◆ **Exercise description**:
Search the entries below. Return every line that has "pour" in it.

++++++++

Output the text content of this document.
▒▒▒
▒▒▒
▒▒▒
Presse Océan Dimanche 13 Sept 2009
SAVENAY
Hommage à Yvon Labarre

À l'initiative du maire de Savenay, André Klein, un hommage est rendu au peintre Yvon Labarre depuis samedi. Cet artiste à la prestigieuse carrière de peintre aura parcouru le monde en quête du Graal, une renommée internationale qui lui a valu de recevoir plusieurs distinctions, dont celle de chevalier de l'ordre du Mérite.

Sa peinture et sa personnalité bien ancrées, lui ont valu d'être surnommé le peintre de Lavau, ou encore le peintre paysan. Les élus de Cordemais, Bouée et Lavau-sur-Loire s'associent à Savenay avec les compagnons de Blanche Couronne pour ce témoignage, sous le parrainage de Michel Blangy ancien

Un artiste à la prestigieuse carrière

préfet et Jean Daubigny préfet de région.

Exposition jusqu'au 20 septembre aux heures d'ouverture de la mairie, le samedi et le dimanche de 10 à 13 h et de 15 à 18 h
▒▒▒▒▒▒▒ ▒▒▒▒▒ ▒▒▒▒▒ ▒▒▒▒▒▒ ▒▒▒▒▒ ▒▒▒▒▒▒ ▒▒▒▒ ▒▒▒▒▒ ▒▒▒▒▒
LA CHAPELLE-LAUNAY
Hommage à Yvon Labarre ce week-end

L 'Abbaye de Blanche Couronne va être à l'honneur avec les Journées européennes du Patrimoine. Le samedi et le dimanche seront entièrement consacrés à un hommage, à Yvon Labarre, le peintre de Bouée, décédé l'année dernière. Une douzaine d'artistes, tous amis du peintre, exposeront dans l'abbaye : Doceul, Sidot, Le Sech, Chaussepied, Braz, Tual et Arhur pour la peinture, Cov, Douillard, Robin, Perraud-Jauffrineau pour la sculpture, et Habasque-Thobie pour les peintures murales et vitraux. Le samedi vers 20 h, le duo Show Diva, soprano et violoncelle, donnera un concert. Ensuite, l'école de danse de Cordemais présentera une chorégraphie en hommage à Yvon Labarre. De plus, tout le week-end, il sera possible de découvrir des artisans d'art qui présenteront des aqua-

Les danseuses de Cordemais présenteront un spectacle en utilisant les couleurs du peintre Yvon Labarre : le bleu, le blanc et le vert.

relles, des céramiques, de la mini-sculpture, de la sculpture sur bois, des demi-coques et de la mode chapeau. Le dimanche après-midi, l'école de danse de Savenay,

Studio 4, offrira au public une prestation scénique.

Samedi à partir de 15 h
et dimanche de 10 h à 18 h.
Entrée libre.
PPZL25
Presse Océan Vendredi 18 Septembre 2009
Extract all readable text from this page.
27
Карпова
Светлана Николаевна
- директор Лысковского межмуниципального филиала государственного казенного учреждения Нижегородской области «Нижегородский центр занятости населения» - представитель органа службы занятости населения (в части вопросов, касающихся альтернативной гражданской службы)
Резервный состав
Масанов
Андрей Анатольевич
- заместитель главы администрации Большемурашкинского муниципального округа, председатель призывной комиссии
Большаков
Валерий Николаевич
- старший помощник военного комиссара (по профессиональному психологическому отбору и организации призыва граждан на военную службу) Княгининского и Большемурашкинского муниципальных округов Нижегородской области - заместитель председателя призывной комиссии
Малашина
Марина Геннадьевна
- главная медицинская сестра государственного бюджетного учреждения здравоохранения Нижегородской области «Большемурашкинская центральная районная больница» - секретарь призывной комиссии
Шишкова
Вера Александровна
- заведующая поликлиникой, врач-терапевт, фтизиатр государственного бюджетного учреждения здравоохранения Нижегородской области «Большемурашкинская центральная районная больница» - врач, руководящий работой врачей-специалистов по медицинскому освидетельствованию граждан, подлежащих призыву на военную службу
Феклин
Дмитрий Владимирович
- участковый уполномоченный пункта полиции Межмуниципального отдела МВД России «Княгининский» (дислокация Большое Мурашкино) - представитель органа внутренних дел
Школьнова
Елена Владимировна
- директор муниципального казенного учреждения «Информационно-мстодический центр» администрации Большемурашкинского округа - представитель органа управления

++++++++

◆ **Exercise answer**:
Sa peinture et sa personnalité bien ancrées, lui ont valu d'être surnommé le peintre de Lavau, ou encore le peintre paysan. Les élus de Cordemais, Bouée et Lavau-sur-Loire s'associent à Savenay avec les compagnons de Blanche Couronne pour ce témoignage, sous le parrainage de Michel Blangy ancien
L 'Abbaye de Blanche Couronne va être à l'honneur avec les Journées européennes du Patrimoine. Le samedi et le dimanche seront entièrement consacrés à un hommage, à Yvon Labarre, le peintre de Bouée, décédé l'année dernière. Une douzaine d'artistes, tous amis du peintre, exposeront dans l'abbaye : Doceul, Sidot, Le Sech, Chaussepied, Braz, Tual et Arhur pour la peinture, Cov, Douillard, Robin, Perraud-Jauffrineau pour la sculpture, et Habasque-Thobie pour les peintures murales et vitraux. Le samedi vers 20 h, le duo Show Diva, soprano et violoncelle, donnera un concert. Ensuite, l'école de danse de Cordemais présentera une chorégraphie en hommage à Yvon Labarre. De plus, tout le week-end, il sera possible de découvrir des artisans d'art qui présenteront des aqua-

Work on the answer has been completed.